What you need to do »
Pick out the lines below that include the string "Memahami".

──────

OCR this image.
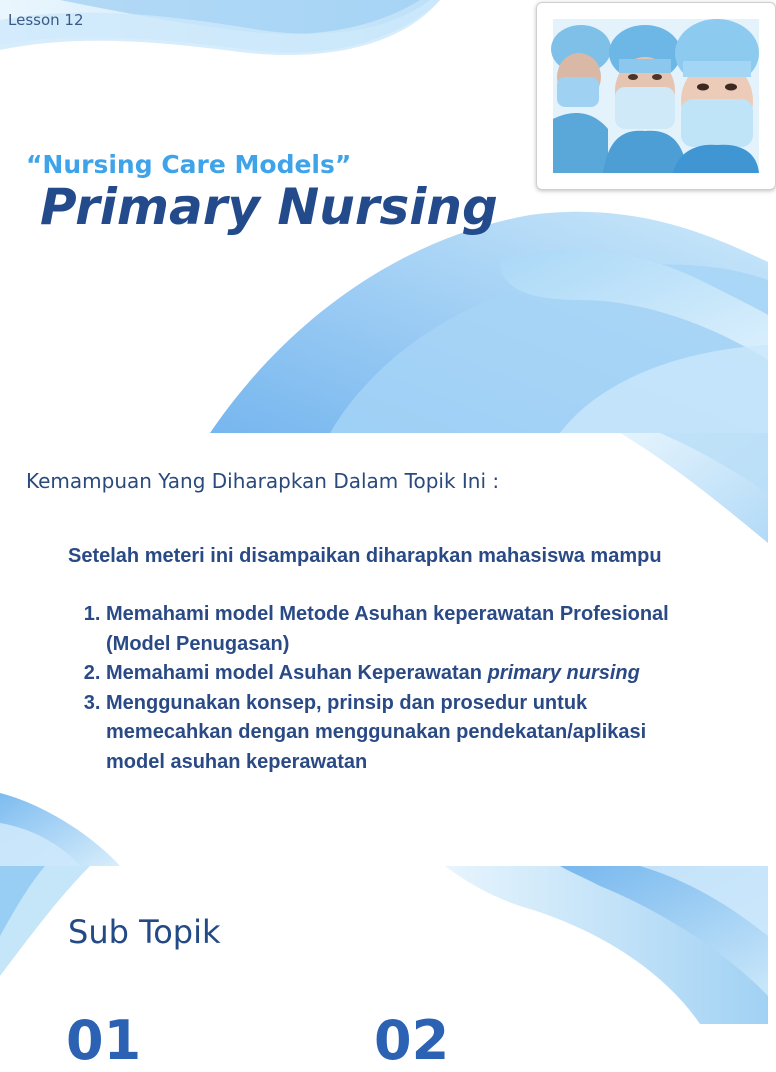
Lesson 12
“Nursing Care Models”
Primary Nursing
Kemampuan Yang Diharapkan Dalam Topik Ini :
Setelah meteri ini disampaikan diharapkan mahasiswa mampu
1. Memahami model Metode Asuhan keperawatan Profesional (Model Penugasan)
2. Memahami model Asuhan Keperawatan primary nursing
3. Menggunakan konsep, prinsip dan prosedur untuk memecahkan dengan menggunakan pendekatan/aplikasi model asuhan keperawatan
Sub Topik
01	02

──────

Result of the exercise »
1. Memahami model Metode Asuhan keperawatan Profesional (Model Penugasan)
2. Memahami model Asuhan Keperawatan primary nursing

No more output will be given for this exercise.